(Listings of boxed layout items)
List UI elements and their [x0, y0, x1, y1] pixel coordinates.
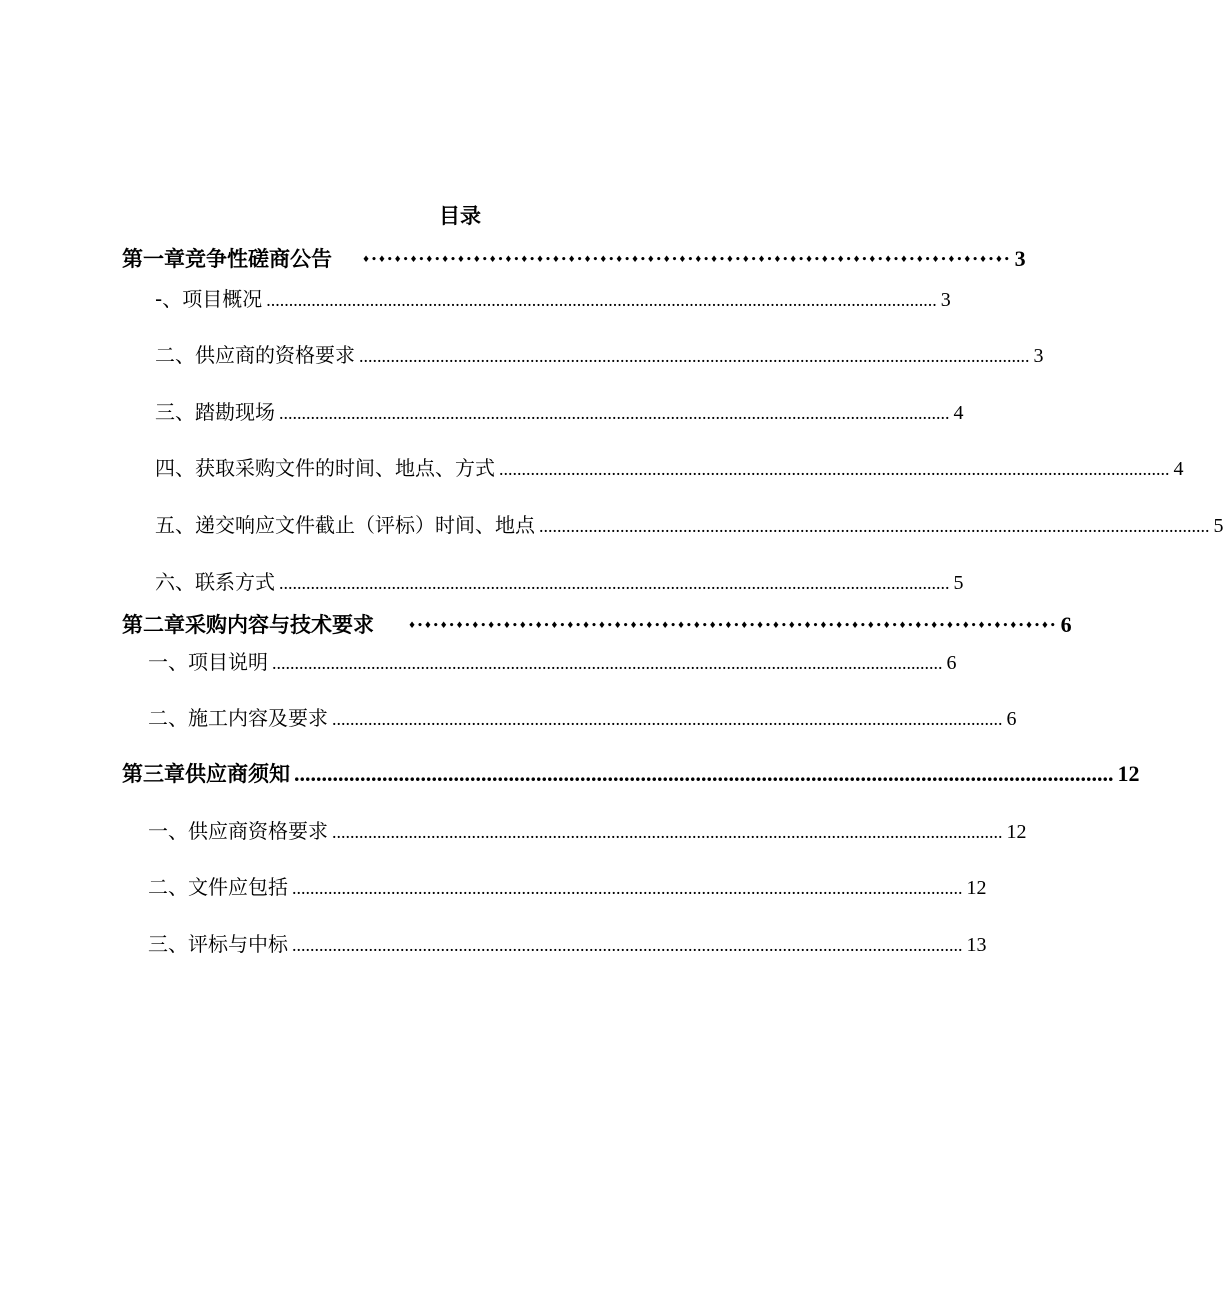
toc-entry-section[interactable] — [155, 396, 964, 425]
toc-page-number: 12 — [1006, 821, 1027, 843]
toc-leader: ..................................................................................................................................................... — [332, 822, 1003, 842]
toc-leader: ..................................................................................................................................................... — [266, 290, 937, 310]
toc-leader: ..................................................................................................................................................... — [359, 346, 1030, 366]
toc-page-number: 12 — [1117, 761, 1140, 786]
toc-entry-section[interactable] — [148, 928, 987, 957]
toc-page-number: 3 — [940, 289, 951, 311]
toc-leader: ..................................................................................................................................................... — [292, 878, 963, 898]
toc-leader: ♦•♦•♦•♦•♦•♦•♦•♦•♦•♦•♦•♦•♦•♦•♦•♦•♦•♦•♦•♦•♦•♦•♦•♦•♦•♦•♦•♦•♦•♦•♦•♦•♦•♦•♦•♦•♦•♦•♦•♦•♦• — [408, 621, 1057, 631]
toc-page-number: 12 — [966, 877, 987, 899]
toc-entry-label: 三、评标与中标 — [148, 932, 288, 956]
toc-entry-label: 第一章竞争性磋商公告 — [122, 247, 332, 271]
toc-entry-section[interactable] — [155, 339, 1044, 368]
toc-entry-label: 六、联系方式 — [155, 570, 275, 594]
toc-page-number: 5 — [953, 572, 964, 594]
toc-entry-label: 一、供应商资格要求 — [148, 819, 328, 843]
toc-entry-section[interactable] — [155, 509, 1224, 538]
toc-entry-section[interactable] — [155, 452, 1184, 481]
toc-entry-section[interactable] — [155, 283, 951, 312]
toc-page-number: 6 — [1006, 708, 1017, 730]
toc-entry-label: 二、施工内容及要求 — [148, 706, 328, 730]
toc-entry-label: 一、项目说明 — [148, 650, 268, 674]
toc-entry-chapter-1[interactable] — [122, 243, 1026, 273]
toc-entry-label: 二、文件应包括 — [148, 875, 288, 899]
toc-entry-label: 三、踏勘现场 — [155, 400, 275, 424]
toc-leader: ..................................................................................................................................................... — [332, 709, 1003, 729]
toc-page-number: 6 — [1060, 612, 1072, 637]
toc-leader: ..................................................................................................................................................... — [499, 459, 1170, 479]
toc-entry-section[interactable] — [148, 871, 987, 900]
toc-page-number: 5 — [1213, 515, 1224, 537]
toc-leader: ..................................................................................................................................................... — [272, 653, 943, 673]
toc-entry-label: 二、供应商的资格要求 — [155, 343, 355, 367]
toc-entry-label: 五、递交响应文件截止（评标）时间、地点 — [155, 513, 535, 537]
toc-entry-label: 四、获取采购文件的时间、地点、方式 — [155, 456, 495, 480]
toc-entry-chapter-3[interactable] — [122, 758, 1140, 788]
toc-entry-label: 第二章采购内容与技术要求 — [122, 613, 374, 637]
toc-page-number: 6 — [946, 652, 957, 674]
toc-leader: ..................................................................................................................................................... — [292, 935, 963, 955]
toc-entry-label: 第三章供应商须知 — [122, 762, 290, 786]
toc-entry-section[interactable] — [155, 566, 964, 595]
toc-page-number: 4 — [953, 402, 964, 424]
toc-leader: ♦•♦•♦•♦•♦•♦•♦•♦•♦•♦•♦•♦•♦•♦•♦•♦•♦•♦•♦•♦•♦•♦•♦•♦•♦•♦•♦•♦•♦•♦•♦•♦•♦•♦•♦•♦•♦•♦•♦•♦•♦• — [362, 255, 1011, 265]
toc-title: 目录 — [439, 204, 481, 228]
toc-page-number: 3 — [1014, 246, 1026, 271]
toc-entry-section[interactable] — [148, 815, 1027, 844]
toc-leader: ..................................................................................................................................................... — [279, 573, 950, 593]
toc-entry-section[interactable] — [148, 702, 1017, 731]
toc-leader: ..................................................................................................................................................... — [539, 516, 1210, 536]
toc-page-number: 13 — [966, 934, 987, 956]
toc-leader: ..................................................................................................................................................... — [279, 403, 950, 423]
toc-entry-chapter-2[interactable] — [122, 609, 1072, 639]
toc-leader: ..................................................................................................................................................... — [294, 761, 1114, 786]
toc-entry-label: -、项目概况 — [155, 287, 263, 311]
toc-page-number: 3 — [1033, 345, 1044, 367]
toc-entry-section[interactable] — [148, 646, 957, 675]
toc-page-number: 4 — [1173, 458, 1184, 480]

▶ [What you should do]: Rewrite the data above, changing every "toc-leader" to "dot-leader" and leaving everything else the same. Omit the pictures from the rewritten data.

▶ [Reply to the exercise]:
List UI elements and their [x0, y0, x1, y1] pixel coordinates.
toc-entry-section[interactable] — [155, 396, 964, 425]
toc-page-number: 12 — [1006, 821, 1027, 843]
dot-leader: ..................................................................................................................................................... — [332, 822, 1003, 842]
dot-leader: ..................................................................................................................................................... — [266, 290, 937, 310]
dot-leader: ..................................................................................................................................................... — [359, 346, 1030, 366]
toc-page-number: 12 — [1117, 761, 1140, 786]
toc-entry-section[interactable] — [148, 928, 987, 957]
toc-page-number: 3 — [940, 289, 951, 311]
dot-leader: ..................................................................................................................................................... — [292, 878, 963, 898]
dot-leader: ♦•♦•♦•♦•♦•♦•♦•♦•♦•♦•♦•♦•♦•♦•♦•♦•♦•♦•♦•♦•♦•♦•♦•♦•♦•♦•♦•♦•♦•♦•♦•♦•♦•♦•♦•♦•♦•♦•♦•♦•♦• — [408, 621, 1057, 631]
toc-page-number: 12 — [966, 877, 987, 899]
toc-entry-label: 三、评标与中标 — [148, 932, 288, 956]
toc-entry-label: 第一章竞争性磋商公告 — [122, 247, 332, 271]
toc-entry-section[interactable] — [155, 339, 1044, 368]
toc-entry-label: 六、联系方式 — [155, 570, 275, 594]
toc-page-number: 5 — [953, 572, 964, 594]
toc-entry-label: 一、供应商资格要求 — [148, 819, 328, 843]
toc-entry-section[interactable] — [155, 509, 1224, 538]
toc-entry-section[interactable] — [155, 452, 1184, 481]
toc-entry-section[interactable] — [155, 283, 951, 312]
toc-page-number: 6 — [1006, 708, 1017, 730]
toc-entry-label: 二、施工内容及要求 — [148, 706, 328, 730]
toc-entry-label: 一、项目说明 — [148, 650, 268, 674]
toc-entry-chapter-1[interactable] — [122, 243, 1026, 273]
toc-entry-label: 二、文件应包括 — [148, 875, 288, 899]
toc-entry-label: 三、踏勘现场 — [155, 400, 275, 424]
dot-leader: ..................................................................................................................................................... — [332, 709, 1003, 729]
toc-page-number: 6 — [1060, 612, 1072, 637]
dot-leader: ..................................................................................................................................................... — [499, 459, 1170, 479]
toc-entry-section[interactable] — [148, 871, 987, 900]
toc-page-number: 5 — [1213, 515, 1224, 537]
dot-leader: ..................................................................................................................................................... — [272, 653, 943, 673]
toc-entry-label: 二、供应商的资格要求 — [155, 343, 355, 367]
toc-entry-label: 五、递交响应文件截止（评标）时间、地点 — [155, 513, 535, 537]
toc-entry-label: 四、获取采购文件的时间、地点、方式 — [155, 456, 495, 480]
toc-entry-chapter-3[interactable] — [122, 758, 1140, 788]
toc-entry-label: 第二章采购内容与技术要求 — [122, 613, 374, 637]
toc-page-number: 6 — [946, 652, 957, 674]
dot-leader: ..................................................................................................................................................... — [292, 935, 963, 955]
toc-entry-label: 第三章供应商须知 — [122, 762, 290, 786]
toc-entry-section[interactable] — [155, 566, 964, 595]
toc-page-number: 4 — [953, 402, 964, 424]
dot-leader: ♦•♦•♦•♦•♦•♦•♦•♦•♦•♦•♦•♦•♦•♦•♦•♦•♦•♦•♦•♦•♦•♦•♦•♦•♦•♦•♦•♦•♦•♦•♦•♦•♦•♦•♦•♦•♦•♦•♦•♦•♦• — [362, 255, 1011, 265]
toc-title: 目录 — [439, 204, 481, 228]
toc-page-number: 3 — [1014, 246, 1026, 271]
toc-entry-section[interactable] — [148, 815, 1027, 844]
dot-leader: ..................................................................................................................................................... — [279, 573, 950, 593]
toc-entry-section[interactable] — [148, 702, 1017, 731]
dot-leader: ..................................................................................................................................................... — [539, 516, 1210, 536]
toc-page-number: 13 — [966, 934, 987, 956]
dot-leader: ..................................................................................................................................................... — [279, 403, 950, 423]
toc-entry-chapter-2[interactable] — [122, 609, 1072, 639]
dot-leader: ..................................................................................................................................................... — [294, 761, 1114, 786]
toc-entry-label: -、项目概况 — [155, 287, 263, 311]
toc-page-number: 3 — [1033, 345, 1044, 367]
toc-entry-section[interactable] — [148, 646, 957, 675]
toc-page-number: 4 — [1173, 458, 1184, 480]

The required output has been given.